#### AVAILABLE DATA ####

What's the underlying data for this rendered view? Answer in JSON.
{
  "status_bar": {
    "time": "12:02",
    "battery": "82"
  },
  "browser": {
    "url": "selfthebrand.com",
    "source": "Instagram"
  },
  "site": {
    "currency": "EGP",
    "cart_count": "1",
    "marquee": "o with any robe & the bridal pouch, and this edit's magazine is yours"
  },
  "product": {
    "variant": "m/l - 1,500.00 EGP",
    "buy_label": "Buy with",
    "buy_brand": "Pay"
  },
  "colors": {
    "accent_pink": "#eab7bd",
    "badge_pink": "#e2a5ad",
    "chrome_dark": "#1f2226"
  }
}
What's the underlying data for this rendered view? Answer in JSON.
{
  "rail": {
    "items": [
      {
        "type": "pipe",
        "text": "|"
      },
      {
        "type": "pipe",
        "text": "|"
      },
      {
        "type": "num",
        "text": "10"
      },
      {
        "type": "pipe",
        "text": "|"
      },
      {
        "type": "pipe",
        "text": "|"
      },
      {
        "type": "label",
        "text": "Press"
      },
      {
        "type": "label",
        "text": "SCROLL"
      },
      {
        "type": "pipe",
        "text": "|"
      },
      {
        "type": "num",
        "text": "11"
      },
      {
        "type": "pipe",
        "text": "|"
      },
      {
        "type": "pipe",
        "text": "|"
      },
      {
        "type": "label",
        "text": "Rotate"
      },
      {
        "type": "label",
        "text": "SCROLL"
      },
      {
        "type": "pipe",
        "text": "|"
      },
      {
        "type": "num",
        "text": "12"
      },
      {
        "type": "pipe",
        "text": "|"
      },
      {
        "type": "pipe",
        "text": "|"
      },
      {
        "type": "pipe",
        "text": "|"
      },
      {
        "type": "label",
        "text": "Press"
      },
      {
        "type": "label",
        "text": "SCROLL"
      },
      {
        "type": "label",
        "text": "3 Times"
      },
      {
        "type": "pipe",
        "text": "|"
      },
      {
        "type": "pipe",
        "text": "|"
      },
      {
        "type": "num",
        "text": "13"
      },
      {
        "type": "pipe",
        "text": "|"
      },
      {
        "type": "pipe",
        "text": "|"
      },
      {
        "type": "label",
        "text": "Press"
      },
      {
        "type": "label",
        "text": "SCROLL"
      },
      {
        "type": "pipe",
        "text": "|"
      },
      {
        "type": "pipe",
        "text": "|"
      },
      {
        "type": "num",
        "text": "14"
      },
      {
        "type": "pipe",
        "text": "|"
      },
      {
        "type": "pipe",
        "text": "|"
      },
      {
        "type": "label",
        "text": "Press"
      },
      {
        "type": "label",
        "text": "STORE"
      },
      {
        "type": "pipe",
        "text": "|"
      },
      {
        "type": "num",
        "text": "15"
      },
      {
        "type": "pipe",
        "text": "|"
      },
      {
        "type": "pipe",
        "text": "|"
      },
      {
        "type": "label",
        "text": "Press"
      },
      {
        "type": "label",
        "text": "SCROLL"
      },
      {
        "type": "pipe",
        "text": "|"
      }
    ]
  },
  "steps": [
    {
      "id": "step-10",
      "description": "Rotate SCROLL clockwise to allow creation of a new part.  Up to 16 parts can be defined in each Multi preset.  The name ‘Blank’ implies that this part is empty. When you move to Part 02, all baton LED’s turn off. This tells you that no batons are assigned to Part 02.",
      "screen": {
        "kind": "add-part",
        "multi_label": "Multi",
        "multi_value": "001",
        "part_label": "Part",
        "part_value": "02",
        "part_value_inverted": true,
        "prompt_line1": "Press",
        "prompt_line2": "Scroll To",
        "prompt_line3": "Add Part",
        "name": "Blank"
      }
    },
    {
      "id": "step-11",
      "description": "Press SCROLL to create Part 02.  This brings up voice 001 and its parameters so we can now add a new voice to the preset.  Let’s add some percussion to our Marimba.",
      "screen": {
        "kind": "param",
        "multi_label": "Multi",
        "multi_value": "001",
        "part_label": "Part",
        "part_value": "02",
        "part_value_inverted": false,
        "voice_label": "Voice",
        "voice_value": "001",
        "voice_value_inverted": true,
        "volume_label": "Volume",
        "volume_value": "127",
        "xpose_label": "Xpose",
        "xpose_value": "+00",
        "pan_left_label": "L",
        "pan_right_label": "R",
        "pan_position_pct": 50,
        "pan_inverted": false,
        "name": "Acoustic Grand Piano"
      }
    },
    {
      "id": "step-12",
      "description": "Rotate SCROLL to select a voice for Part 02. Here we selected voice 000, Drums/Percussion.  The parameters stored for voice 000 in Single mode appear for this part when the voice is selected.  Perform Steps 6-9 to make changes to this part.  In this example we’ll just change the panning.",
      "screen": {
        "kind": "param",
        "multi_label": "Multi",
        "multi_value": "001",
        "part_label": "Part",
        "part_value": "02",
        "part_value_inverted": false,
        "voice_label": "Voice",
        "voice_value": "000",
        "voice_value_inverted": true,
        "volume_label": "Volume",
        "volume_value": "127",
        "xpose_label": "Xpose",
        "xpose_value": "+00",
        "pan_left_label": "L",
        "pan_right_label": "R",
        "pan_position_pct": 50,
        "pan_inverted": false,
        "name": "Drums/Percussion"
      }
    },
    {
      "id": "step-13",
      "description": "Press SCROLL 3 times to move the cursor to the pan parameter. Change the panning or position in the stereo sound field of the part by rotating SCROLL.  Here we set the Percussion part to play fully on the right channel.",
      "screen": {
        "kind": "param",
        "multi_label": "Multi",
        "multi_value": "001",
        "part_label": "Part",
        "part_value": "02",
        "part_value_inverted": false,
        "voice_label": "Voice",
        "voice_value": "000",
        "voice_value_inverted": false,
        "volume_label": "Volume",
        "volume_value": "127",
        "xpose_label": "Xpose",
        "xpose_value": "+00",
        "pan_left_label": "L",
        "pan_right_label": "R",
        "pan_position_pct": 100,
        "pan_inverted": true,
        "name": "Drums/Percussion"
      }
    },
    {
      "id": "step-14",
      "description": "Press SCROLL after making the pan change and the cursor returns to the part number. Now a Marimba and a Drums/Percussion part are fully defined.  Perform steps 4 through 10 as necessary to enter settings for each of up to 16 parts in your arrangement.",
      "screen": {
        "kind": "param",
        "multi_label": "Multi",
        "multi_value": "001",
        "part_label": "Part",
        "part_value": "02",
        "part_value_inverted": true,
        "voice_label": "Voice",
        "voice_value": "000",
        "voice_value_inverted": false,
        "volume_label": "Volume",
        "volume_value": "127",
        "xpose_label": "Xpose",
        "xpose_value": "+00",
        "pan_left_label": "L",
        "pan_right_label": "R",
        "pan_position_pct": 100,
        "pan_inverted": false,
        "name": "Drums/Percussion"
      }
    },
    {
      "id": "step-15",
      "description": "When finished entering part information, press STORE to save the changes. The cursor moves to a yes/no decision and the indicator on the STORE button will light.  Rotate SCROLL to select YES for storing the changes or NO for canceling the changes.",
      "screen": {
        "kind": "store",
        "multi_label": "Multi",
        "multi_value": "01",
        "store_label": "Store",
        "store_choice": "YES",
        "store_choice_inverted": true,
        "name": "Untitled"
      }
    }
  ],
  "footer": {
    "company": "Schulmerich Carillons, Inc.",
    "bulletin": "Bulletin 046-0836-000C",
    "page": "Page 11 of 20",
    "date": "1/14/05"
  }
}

####

> **INSTRUCTIONS TO FOLLOW**: Show the data once more, exactly as it was written.

> **ANSWER TO THIS PROBLEM**:
What's the underlying data for this rendered view? Answer in JSON.
{
  "status_bar": {
    "time": "12:02",
    "battery": "82"
  },
  "browser": {
    "url": "selfthebrand.com",
    "source": "Instagram"
  },
  "site": {
    "currency": "EGP",
    "cart_count": "1",
    "marquee": "o with any robe & the bridal pouch, and this edit's magazine is yours"
  },
  "product": {
    "variant": "m/l - 1,500.00 EGP",
    "buy_label": "Buy with",
    "buy_brand": "Pay"
  },
  "colors": {
    "accent_pink": "#eab7bd",
    "badge_pink": "#e2a5ad",
    "chrome_dark": "#1f2226"
  }
}
What's the underlying data for this rendered view? Answer in JSON.
{
  "rail": {
    "items": [
      {
        "type": "pipe",
        "text": "|"
      },
      {
        "type": "pipe",
        "text": "|"
      },
      {
        "type": "num",
        "text": "10"
      },
      {
        "type": "pipe",
        "text": "|"
      },
      {
        "type": "pipe",
        "text": "|"
      },
      {
        "type": "label",
        "text": "Press"
      },
      {
        "type": "label",
        "text": "SCROLL"
      },
      {
        "type": "pipe",
        "text": "|"
      },
      {
        "type": "num",
        "text": "11"
      },
      {
        "type": "pipe",
        "text": "|"
      },
      {
        "type": "pipe",
        "text": "|"
      },
      {
        "type": "label",
        "text": "Rotate"
      },
      {
        "type": "label",
        "text": "SCROLL"
      },
      {
        "type": "pipe",
        "text": "|"
      },
      {
        "type": "num",
        "text": "12"
      },
      {
        "type": "pipe",
        "text": "|"
      },
      {
        "type": "pipe",
        "text": "|"
      },
      {
        "type": "pipe",
        "text": "|"
      },
      {
        "type": "label",
        "text": "Press"
      },
      {
        "type": "label",
        "text": "SCROLL"
      },
      {
        "type": "label",
        "text": "3 Times"
      },
      {
        "type": "pipe",
        "text": "|"
      },
      {
        "type": "pipe",
        "text": "|"
      },
      {
        "type": "num",
        "text": "13"
      },
      {
        "type": "pipe",
        "text": "|"
      },
      {
        "type": "pipe",
        "text": "|"
      },
      {
        "type": "label",
        "text": "Press"
      },
      {
        "type": "label",
        "text": "SCROLL"
      },
      {
        "type": "pipe",
        "text": "|"
      },
      {
        "type": "pipe",
        "text": "|"
      },
      {
        "type": "num",
        "text": "14"
      },
      {
        "type": "pipe",
        "text": "|"
      },
      {
        "type": "pipe",
        "text": "|"
      },
      {
        "type": "label",
        "text": "Press"
      },
      {
        "type": "label",
        "text": "STORE"
      },
      {
        "type": "pipe",
        "text": "|"
      },
      {
        "type": "num",
        "text": "15"
      },
      {
        "type": "pipe",
        "text": "|"
      },
      {
        "type": "pipe",
        "text": "|"
      },
      {
        "type": "label",
        "text": "Press"
      },
      {
        "type": "label",
        "text": "SCROLL"
      },
      {
        "type": "pipe",
        "text": "|"
      }
    ]
  },
  "steps": [
    {
      "id": "step-10",
      "description": "Rotate SCROLL clockwise to allow creation of a new part.  Up to 16 parts can be defined in each Multi preset.  The name ‘Blank’ implies that this part is empty. When you move to Part 02, all baton LED’s turn off. This tells you that no batons are assigned to Part 02.",
      "screen": {
        "kind": "add-part",
        "multi_label": "Multi",
        "multi_value": "001",
        "part_label": "Part",
        "part_value": "02",
        "part_value_inverted": true,
        "prompt_line1": "Press",
        "prompt_line2": "Scroll To",
        "prompt_line3": "Add Part",
        "name": "Blank"
      }
    },
    {
      "id": "step-11",
      "description": "Press SCROLL to create Part 02.  This brings up voice 001 and its parameters so we can now add a new voice to the preset.  Let’s add some percussion to our Marimba.",
      "screen": {
        "kind": "param",
        "multi_label": "Multi",
        "multi_value": "001",
        "part_label": "Part",
        "part_value": "02",
        "part_value_inverted": false,
        "voice_label": "Voice",
        "voice_value": "001",
        "voice_value_inverted": true,
        "volume_label": "Volume",
        "volume_value": "127",
        "xpose_label": "Xpose",
        "xpose_value": "+00",
        "pan_left_label": "L",
        "pan_right_label": "R",
        "pan_position_pct": 50,
        "pan_inverted": false,
        "name": "Acoustic Grand Piano"
      }
    },
    {
      "id": "step-12",
      "description": "Rotate SCROLL to select a voice for Part 02. Here we selected voice 000, Drums/Percussion.  The parameters stored for voice 000 in Single mode appear for this part when the voice is selected.  Perform Steps 6-9 to make changes to this part.  In this example we’ll just change the panning.",
      "screen": {
        "kind": "param",
        "multi_label": "Multi",
        "multi_value": "001",
        "part_label": "Part",
        "part_value": "02",
        "part_value_inverted": false,
        "voice_label": "Voice",
        "voice_value": "000",
        "voice_value_inverted": true,
        "volume_label": "Volume",
        "volume_value": "127",
        "xpose_label": "Xpose",
        "xpose_value": "+00",
        "pan_left_label": "L",
        "pan_right_label": "R",
        "pan_position_pct": 50,
        "pan_inverted": false,
        "name": "Drums/Percussion"
      }
    },
    {
      "id": "step-13",
      "description": "Press SCROLL 3 times to move the cursor to the pan parameter. Change the panning or position in the stereo sound field of the part by rotating SCROLL.  Here we set the Percussion part to play fully on the right channel.",
      "screen": {
        "kind": "param",
        "multi_label": "Multi",
        "multi_value": "001",
        "part_label": "Part",
        "part_value": "02",
        "part_value_inverted": false,
        "voice_label": "Voice",
        "voice_value": "000",
        "voice_value_inverted": false,
        "volume_label": "Volume",
        "volume_value": "127",
        "xpose_label": "Xpose",
        "xpose_value": "+00",
        "pan_left_label": "L",
        "pan_right_label": "R",
        "pan_position_pct": 100,
        "pan_inverted": true,
        "name": "Drums/Percussion"
      }
    },
    {
      "id": "step-14",
      "description": "Press SCROLL after making the pan change and the cursor returns to the part number. Now a Marimba and a Drums/Percussion part are fully defined.  Perform steps 4 through 10 as necessary to enter settings for each of up to 16 parts in your arrangement.",
      "screen": {
        "kind": "param",
        "multi_label": "Multi",
        "multi_value": "001",
        "part_label": "Part",
        "part_value": "02",
        "part_value_inverted": true,
        "voice_label": "Voice",
        "voice_value": "000",
        "voice_value_inverted": false,
        "volume_label": "Volume",
        "volume_value": "127",
        "xpose_label": "Xpose",
        "xpose_value": "+00",
        "pan_left_label": "L",
        "pan_right_label": "R",
        "pan_position_pct": 100,
        "pan_inverted": false,
        "name": "Drums/Percussion"
      }
    },
    {
      "id": "step-15",
      "description": "When finished entering part information, press STORE to save the changes. The cursor moves to a yes/no decision and the indicator on the STORE button will light.  Rotate SCROLL to select YES for storing the changes or NO for canceling the changes.",
      "screen": {
        "kind": "store",
        "multi_label": "Multi",
        "multi_value": "01",
        "store_label": "Store",
        "store_choice": "YES",
        "store_choice_inverted": true,
        "name": "Untitled"
      }
    }
  ],
  "footer": {
    "company": "Schulmerich Carillons, Inc.",
    "bulletin": "Bulletin 046-0836-000C",
    "page": "Page 11 of 20",
    "date": "1/14/05"
  }
}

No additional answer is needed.